DATASET:
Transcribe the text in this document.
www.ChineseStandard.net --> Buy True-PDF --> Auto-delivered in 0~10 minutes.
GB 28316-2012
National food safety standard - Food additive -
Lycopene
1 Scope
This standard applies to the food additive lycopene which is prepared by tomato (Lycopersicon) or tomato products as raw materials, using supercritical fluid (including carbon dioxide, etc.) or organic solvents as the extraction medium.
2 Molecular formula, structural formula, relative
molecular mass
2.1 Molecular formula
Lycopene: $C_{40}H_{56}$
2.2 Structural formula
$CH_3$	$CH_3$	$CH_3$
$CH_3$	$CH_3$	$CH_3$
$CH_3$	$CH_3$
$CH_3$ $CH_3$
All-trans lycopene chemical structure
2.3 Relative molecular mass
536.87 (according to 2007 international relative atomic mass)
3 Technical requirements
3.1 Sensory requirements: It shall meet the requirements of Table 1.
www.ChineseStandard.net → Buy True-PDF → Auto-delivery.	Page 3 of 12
==
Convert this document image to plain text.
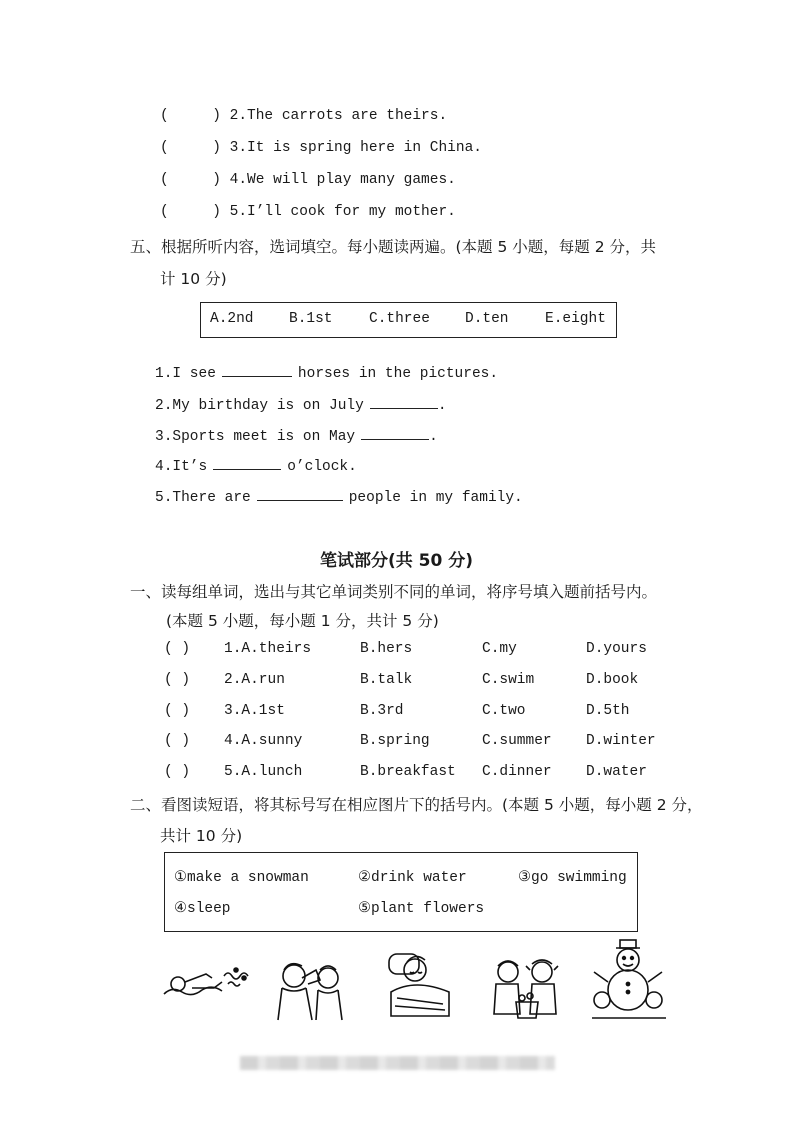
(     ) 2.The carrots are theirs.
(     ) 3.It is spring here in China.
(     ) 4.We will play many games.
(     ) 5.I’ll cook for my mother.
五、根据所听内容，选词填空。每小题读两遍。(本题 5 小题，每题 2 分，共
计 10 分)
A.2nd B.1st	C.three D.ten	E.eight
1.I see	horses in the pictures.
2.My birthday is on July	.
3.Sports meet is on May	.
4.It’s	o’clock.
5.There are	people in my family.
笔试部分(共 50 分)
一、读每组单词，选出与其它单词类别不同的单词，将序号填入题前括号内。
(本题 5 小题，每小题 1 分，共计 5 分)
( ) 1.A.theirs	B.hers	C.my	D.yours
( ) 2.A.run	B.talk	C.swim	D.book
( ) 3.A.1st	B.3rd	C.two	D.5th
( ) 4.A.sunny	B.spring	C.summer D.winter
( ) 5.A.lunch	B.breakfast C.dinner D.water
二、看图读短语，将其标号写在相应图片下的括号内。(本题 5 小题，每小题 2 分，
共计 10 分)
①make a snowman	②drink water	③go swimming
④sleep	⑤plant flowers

REQUIRED WORK: In the entries above, find each line with the word "additive" and copy it.

ANSWER BELOW:
National food safety standard - Food additive -
This standard applies to the food additive lycopene which is prepared by tomato (Lycopersicon) or tomato products as raw materials, using supercritical fluid (including carbon dioxide, etc.) or organic solvents as the extraction medium.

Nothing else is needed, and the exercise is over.